───── TEXTE SOURCE ─────

De plus, notez que l'adverbe _tout_ ne s'accorde pas si l'adjectif qu'il qualifie commence par une h muette ou une voyelle.

tout étonnée
tout heureuse

mais:

toute curieuse
toute honteuse

L'accord dans les autres cas, c'est peut-être le désir de faire entendre le deuxième t.


----------



## Anna-chonger

> Peut-être parce que "près de" est une préposition et non un adjectif. D'ailleurs on dira : "une usine toute proche de chez moi", parce que "proche" est un adjectif.


Je me rappelle qu'on peut dire "Je suis _tout _à vous." et "Je suis _toute _à vous." (avec une nuance de sens, si je ne me trompe), alors là, "_à_" est bien une préposition.


----------



## geostan

Mais dans ce cas, _tout(e)_ est clairement un adjectif, pas un adverbe. Il s'accorde donc avec le sujet.


----------



## Anna-chonger

Ah bon ! vous croyez ?!
Mais dans les phrases, ce "je" est la même femme ! Il y a seulement une nuance de sens. Si "tout" était adjectif ici, je crois que l'accord serait obligatoire, c-à-d. "Je suis tout à vous" n'existerait pas !


----------



## geostan

Si la deuxième phrase se rapporte à une femme, alors _tout_ est adverbe, mais lorsque la forme féminine apparaît, _tout_ doit être considéré comme un adjectif.


----------



## Maître Capello

geostan said:


> Mais dans ce cas, _tout(e)_ est clairement un adjectif, pas un adverbe. Il s'accorde donc avec le sujet.

───── LIGNES ENREGISTRÉES ─────

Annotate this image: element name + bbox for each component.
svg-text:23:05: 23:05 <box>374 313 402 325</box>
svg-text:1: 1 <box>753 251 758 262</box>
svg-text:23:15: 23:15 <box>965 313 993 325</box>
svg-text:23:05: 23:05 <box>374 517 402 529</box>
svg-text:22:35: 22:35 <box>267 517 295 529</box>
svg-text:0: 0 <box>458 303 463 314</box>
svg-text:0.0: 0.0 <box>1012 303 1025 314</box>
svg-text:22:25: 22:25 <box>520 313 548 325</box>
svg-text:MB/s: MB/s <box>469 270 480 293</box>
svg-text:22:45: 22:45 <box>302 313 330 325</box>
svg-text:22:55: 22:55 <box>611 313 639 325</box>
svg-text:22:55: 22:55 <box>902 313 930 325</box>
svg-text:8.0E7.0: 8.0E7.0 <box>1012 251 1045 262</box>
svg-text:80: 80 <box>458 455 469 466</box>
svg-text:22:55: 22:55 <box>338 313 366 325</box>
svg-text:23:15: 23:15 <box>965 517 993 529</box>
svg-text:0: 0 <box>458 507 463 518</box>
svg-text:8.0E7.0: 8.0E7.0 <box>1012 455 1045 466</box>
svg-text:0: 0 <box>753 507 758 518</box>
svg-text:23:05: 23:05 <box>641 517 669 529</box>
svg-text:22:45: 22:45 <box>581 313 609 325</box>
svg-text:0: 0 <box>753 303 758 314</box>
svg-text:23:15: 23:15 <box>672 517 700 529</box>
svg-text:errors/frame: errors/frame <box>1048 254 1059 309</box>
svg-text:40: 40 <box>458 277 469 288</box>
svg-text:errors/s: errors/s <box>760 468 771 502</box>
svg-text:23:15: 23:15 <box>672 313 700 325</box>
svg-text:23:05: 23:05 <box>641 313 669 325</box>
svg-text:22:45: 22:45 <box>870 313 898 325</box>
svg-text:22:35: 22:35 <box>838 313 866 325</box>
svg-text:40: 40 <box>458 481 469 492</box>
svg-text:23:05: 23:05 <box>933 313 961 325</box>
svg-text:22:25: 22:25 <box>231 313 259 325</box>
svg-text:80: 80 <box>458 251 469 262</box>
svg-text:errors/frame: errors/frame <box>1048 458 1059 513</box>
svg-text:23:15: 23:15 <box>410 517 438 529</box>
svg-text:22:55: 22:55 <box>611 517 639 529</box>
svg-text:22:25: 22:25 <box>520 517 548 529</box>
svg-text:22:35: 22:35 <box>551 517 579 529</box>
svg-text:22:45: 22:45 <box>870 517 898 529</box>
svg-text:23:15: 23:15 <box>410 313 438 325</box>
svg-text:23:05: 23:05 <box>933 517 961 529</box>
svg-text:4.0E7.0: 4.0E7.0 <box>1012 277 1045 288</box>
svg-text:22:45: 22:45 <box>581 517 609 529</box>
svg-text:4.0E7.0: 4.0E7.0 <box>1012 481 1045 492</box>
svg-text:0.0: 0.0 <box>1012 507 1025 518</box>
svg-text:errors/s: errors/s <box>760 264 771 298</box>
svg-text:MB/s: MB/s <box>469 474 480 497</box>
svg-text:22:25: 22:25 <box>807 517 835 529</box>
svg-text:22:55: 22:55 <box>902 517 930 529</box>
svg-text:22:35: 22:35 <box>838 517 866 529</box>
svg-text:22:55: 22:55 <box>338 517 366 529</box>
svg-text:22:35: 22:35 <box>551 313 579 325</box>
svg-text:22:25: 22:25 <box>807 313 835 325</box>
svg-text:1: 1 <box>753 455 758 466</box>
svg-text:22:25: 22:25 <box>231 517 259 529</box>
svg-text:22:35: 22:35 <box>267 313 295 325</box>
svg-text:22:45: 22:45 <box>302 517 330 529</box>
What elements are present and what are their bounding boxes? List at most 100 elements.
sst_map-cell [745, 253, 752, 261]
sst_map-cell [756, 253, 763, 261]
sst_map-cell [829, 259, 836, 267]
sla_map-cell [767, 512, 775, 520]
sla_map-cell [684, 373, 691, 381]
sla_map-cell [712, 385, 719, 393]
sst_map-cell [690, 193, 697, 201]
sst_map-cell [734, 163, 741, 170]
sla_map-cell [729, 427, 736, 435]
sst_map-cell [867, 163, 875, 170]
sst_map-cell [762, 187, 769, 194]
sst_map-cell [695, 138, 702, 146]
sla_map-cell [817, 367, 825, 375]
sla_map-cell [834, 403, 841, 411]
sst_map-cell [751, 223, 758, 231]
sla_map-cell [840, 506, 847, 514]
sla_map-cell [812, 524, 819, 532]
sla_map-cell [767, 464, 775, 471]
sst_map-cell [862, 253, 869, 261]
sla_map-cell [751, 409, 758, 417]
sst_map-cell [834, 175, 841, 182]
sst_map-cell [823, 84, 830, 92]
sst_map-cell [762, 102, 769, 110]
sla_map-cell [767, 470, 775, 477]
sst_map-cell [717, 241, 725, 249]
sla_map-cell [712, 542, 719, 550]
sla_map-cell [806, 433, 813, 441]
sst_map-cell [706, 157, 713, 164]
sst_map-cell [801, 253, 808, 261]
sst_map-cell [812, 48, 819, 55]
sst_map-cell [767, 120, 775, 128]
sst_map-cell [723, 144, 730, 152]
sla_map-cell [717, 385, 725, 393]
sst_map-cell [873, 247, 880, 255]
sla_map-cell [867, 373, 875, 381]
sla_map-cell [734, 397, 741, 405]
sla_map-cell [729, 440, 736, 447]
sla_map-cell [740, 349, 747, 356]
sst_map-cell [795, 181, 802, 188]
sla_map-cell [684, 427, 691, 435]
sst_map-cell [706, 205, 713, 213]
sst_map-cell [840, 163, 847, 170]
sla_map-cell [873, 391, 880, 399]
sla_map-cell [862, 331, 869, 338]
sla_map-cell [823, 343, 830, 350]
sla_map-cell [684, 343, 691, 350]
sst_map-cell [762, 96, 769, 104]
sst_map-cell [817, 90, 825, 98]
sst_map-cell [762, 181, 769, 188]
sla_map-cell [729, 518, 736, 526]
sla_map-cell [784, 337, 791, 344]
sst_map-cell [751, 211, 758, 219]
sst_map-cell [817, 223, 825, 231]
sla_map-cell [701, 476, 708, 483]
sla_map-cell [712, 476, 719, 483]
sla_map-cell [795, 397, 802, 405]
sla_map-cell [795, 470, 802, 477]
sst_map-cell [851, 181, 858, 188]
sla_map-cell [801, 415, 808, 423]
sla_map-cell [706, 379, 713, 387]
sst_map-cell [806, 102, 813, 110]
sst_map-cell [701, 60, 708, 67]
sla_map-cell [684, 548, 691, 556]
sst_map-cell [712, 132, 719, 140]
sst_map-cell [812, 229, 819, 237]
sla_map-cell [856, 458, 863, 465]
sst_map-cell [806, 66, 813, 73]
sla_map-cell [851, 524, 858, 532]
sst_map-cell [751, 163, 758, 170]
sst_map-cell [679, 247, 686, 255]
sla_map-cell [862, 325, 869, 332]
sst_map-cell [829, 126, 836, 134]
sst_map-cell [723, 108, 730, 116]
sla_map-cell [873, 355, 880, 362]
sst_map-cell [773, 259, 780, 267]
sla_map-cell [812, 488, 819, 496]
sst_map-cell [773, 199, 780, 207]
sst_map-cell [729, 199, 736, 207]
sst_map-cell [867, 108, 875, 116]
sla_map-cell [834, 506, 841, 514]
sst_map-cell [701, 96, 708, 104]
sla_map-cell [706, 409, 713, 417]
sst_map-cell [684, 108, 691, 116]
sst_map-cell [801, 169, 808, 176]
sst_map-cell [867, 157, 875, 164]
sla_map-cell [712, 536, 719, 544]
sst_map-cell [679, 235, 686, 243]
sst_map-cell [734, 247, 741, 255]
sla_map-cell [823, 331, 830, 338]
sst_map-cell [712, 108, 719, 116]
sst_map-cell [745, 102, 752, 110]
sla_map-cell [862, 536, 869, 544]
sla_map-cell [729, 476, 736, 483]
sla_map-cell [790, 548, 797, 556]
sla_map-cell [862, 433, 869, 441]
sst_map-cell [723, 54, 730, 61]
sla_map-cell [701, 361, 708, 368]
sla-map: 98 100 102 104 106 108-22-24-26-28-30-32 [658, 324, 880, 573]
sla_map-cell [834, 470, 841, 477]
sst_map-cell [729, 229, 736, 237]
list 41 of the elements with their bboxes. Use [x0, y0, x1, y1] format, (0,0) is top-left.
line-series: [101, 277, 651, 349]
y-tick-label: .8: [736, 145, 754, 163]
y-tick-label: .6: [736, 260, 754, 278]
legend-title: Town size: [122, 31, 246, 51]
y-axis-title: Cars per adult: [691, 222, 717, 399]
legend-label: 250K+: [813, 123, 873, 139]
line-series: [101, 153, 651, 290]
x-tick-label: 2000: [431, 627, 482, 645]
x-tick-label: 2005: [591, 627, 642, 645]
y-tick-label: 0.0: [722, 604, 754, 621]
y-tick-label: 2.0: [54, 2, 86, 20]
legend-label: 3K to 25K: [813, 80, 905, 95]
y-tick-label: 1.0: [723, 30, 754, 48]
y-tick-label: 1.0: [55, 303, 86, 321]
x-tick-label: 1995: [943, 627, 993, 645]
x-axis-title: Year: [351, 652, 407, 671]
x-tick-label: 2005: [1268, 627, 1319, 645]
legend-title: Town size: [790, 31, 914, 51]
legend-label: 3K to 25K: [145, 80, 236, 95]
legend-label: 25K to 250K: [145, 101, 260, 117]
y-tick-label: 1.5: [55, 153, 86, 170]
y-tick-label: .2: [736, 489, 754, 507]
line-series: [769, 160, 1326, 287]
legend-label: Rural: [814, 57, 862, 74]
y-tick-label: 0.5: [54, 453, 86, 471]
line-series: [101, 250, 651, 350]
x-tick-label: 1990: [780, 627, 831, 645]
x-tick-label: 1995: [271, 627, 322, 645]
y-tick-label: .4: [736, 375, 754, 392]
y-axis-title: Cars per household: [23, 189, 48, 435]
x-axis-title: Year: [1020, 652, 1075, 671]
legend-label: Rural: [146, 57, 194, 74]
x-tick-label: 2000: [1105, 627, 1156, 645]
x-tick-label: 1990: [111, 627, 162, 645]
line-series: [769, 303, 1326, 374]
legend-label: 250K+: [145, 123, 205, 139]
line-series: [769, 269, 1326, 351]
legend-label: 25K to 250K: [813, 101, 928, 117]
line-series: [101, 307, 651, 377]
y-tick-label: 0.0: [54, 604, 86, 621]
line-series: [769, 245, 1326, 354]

─────

_CONSIGNE_
Prolongez la discussion sur l'accord de « tout » à partir de sa dernière phrase. Les lignes ne sont d'aucune utilité ici.

_RÉPONSE_
Non, certainement pas « clairement » ! _Tout_ pouvant dans ce cas avoir le sens de _complètement_, _entièrement_, on peut tout aussi bien le considérer comme un adverbe qui lui reste toujours invariable devant une voyelle.



Anna-chonger said:


> Je me rappelle qu'on peut dire "Je suis _tout _à vous." et "Je suis _toute _à vous." (avec une nuance de sens, si je ne me trompe)


Selon _Le Bon Usage_ :


> On distingue souvent (mais c'est assez artificiel – et dangereux !), s'agissant d'une femme : _Je suis *tout* à vous_ (simple formule de politesse) et _Je suis *toute* à vous_ (déclaration d'amour)



Comme le dit Grevisse, cette distinction est artificielle. Elle est même à mon sens malvenue. Pour moi, _tout_ devrait rester invariable dans ces deux cas, ce qui permet d'ailleurs de lever l'ambiguïté au féminin pluriel :

_Elles sont *tout* à vous_ (~ _Ils sont *tout* à vous_) → Elles sont entièrement à vous.
_Elles sont *toutes* à vous_ (~ _Ils sont *tous* à vous_) → Toutes sans exception sont à vous.


----------



## Schtroumph

Salut
Est ce que tout s'accorde en genre et en nombre avec le sujet?
" je suis tout/toute mouillé (e)?
Merci


----------



## 314ns

L'auxiliaire utilisé est "être" donc oui, tout s'accorde.


----------



## Mauricet

C'est plus compliqué. Il est tout mouillé, elle est toute mouillée, mais il sont tout mouillés (complètement trempés) ou ils sont tous mouillés (tous sont mouillés, pas un n'est resté sec). […]

Voici ce qu'en dit le Petit Robert.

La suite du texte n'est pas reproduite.